> _Problem_
Pull every line containing the word "months" from the records.

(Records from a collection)
------------------------
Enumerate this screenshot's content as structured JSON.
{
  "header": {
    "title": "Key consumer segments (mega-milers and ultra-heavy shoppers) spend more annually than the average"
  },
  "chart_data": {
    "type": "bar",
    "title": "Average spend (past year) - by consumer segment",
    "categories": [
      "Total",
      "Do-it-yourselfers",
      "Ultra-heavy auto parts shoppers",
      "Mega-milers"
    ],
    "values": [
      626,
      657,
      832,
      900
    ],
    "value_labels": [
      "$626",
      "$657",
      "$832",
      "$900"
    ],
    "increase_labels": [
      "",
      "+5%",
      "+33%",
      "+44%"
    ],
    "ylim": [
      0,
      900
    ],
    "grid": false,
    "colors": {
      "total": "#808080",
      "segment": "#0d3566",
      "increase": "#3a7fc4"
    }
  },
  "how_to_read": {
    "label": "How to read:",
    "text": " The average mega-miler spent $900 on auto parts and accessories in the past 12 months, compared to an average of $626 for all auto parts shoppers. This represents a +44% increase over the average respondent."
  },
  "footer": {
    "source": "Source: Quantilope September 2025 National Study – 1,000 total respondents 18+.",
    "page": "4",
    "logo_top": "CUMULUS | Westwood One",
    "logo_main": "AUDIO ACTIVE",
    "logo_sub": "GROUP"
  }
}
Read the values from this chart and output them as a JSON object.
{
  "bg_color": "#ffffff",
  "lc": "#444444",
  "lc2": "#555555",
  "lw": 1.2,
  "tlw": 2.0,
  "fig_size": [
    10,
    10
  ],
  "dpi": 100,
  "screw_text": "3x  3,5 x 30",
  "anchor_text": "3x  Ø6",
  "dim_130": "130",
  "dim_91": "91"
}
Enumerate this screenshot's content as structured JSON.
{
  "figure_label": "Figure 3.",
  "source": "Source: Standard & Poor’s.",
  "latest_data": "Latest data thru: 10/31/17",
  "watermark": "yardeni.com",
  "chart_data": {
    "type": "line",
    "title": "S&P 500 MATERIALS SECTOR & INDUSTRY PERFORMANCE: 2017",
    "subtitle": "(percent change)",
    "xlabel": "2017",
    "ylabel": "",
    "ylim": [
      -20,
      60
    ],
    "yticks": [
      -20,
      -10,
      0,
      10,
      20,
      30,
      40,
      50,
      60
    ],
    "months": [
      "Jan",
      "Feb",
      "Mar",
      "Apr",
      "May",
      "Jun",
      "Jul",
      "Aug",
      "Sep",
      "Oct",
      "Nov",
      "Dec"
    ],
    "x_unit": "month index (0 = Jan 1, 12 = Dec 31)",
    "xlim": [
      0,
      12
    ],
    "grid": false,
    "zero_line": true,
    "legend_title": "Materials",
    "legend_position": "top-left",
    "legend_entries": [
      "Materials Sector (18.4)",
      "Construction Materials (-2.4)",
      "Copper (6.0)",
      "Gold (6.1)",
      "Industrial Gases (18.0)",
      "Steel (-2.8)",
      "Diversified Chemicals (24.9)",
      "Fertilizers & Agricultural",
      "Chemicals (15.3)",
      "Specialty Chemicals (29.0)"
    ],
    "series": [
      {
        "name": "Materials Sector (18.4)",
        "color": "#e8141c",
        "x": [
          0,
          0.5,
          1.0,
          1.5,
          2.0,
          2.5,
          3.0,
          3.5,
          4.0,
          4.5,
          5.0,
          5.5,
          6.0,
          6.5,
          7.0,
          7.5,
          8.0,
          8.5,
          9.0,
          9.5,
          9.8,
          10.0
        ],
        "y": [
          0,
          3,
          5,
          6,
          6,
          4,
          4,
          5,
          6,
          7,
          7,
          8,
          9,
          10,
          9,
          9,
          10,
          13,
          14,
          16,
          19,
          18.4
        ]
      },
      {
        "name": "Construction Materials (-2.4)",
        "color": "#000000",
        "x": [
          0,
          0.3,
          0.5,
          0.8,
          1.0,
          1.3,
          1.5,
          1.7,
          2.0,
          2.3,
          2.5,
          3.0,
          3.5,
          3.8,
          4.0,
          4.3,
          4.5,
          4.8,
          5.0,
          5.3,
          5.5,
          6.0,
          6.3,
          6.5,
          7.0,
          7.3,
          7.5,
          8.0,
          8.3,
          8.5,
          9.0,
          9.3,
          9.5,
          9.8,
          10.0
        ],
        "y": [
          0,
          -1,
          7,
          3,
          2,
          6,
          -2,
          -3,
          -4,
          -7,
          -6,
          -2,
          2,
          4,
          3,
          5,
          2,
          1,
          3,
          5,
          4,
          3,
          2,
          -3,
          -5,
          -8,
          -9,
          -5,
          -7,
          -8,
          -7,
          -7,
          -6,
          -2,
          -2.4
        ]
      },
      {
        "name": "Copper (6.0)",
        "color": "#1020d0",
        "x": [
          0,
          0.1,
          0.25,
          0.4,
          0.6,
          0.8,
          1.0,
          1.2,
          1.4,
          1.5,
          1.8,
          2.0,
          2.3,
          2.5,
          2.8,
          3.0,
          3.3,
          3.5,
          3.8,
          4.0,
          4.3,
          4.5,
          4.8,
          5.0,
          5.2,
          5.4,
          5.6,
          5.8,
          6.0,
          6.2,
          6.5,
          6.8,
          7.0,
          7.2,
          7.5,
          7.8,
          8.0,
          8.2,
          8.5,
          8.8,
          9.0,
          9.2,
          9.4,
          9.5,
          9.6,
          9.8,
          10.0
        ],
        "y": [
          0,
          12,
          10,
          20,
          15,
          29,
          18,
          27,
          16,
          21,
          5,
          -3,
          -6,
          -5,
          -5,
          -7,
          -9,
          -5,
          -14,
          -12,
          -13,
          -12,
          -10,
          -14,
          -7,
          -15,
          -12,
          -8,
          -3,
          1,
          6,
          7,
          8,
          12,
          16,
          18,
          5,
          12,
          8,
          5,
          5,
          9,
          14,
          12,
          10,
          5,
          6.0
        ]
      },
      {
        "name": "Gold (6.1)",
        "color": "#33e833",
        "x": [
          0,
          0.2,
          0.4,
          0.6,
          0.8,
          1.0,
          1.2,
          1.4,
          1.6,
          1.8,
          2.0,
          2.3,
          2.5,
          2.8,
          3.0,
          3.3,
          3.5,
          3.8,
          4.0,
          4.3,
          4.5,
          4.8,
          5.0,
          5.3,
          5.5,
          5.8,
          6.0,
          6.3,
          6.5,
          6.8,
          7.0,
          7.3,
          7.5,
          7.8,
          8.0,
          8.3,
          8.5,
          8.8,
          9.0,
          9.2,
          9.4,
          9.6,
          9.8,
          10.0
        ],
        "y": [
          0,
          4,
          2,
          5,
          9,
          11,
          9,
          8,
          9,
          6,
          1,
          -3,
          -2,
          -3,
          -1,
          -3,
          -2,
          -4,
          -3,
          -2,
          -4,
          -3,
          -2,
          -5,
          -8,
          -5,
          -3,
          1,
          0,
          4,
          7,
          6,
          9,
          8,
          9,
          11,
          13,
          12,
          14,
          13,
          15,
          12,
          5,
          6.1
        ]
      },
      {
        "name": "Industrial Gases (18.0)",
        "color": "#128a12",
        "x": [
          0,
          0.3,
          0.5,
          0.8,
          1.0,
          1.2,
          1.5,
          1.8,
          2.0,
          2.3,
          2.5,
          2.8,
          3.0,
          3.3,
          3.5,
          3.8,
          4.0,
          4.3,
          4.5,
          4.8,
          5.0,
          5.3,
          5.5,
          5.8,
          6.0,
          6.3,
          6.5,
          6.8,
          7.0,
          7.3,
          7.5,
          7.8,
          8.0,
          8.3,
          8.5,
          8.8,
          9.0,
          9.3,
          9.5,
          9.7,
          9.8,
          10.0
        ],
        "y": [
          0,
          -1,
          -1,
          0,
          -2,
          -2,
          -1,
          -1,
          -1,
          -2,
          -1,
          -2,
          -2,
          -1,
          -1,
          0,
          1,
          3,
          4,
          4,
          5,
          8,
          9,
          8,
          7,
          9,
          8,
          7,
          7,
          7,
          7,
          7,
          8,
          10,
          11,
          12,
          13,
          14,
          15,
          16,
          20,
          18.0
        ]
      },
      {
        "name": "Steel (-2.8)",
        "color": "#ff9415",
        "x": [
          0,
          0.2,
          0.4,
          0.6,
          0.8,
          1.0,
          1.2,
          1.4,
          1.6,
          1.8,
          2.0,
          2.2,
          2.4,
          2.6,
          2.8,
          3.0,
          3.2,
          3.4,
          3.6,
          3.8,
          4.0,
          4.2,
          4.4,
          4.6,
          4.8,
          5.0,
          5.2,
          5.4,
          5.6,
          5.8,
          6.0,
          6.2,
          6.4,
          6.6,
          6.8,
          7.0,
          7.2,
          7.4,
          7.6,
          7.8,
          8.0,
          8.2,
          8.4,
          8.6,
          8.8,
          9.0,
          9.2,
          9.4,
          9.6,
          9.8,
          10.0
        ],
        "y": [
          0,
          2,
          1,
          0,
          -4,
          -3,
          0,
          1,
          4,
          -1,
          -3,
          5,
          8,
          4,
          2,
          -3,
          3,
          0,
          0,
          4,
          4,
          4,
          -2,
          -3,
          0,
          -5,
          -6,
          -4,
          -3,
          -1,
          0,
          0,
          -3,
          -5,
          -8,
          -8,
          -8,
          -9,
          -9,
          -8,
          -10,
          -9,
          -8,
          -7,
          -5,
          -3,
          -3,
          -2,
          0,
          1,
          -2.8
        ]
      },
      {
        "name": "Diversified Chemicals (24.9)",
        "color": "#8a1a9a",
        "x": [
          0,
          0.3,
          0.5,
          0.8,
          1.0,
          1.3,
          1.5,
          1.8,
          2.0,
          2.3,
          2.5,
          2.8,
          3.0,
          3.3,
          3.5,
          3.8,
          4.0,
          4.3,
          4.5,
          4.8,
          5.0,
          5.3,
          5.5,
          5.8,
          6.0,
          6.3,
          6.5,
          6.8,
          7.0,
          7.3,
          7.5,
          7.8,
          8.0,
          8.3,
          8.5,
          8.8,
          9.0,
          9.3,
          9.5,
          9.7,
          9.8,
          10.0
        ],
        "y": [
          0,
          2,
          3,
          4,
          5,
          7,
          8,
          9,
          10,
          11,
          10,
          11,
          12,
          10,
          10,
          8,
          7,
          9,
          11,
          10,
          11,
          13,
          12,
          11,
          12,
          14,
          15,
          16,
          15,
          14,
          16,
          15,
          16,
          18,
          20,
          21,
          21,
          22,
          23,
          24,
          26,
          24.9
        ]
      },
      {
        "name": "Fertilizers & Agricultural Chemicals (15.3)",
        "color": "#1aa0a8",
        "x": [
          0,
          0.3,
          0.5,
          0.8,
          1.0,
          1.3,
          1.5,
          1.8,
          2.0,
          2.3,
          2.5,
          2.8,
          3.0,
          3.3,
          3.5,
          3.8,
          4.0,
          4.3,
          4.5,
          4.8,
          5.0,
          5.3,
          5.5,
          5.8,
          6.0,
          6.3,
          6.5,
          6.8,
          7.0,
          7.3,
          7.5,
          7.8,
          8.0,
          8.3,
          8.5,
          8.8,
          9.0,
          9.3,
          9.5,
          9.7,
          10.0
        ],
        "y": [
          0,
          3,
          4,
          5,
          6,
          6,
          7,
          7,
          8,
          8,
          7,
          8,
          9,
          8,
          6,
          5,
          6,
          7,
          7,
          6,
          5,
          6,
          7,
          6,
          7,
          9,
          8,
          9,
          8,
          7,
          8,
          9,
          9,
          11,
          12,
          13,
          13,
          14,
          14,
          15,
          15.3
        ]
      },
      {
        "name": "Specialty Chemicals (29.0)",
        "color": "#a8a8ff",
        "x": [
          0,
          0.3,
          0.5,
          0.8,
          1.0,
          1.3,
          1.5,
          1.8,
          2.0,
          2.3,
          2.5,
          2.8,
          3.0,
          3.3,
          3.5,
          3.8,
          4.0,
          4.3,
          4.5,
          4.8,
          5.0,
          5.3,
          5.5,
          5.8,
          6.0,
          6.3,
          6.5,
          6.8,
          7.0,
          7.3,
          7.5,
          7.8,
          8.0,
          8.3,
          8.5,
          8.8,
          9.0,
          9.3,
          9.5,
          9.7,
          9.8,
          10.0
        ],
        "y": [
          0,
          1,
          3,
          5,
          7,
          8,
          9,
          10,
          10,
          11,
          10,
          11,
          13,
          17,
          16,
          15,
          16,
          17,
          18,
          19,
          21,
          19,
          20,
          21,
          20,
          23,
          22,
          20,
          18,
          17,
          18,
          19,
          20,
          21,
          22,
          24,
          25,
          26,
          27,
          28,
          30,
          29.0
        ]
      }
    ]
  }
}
------------------------
> _Exercise response_
    "text": " The average mega-miler spent $900 on auto parts and accessories in the past 12 months, compared to an average of $626 for all auto parts shoppers. This represents a +44% increase over the average respondent."
    "months": [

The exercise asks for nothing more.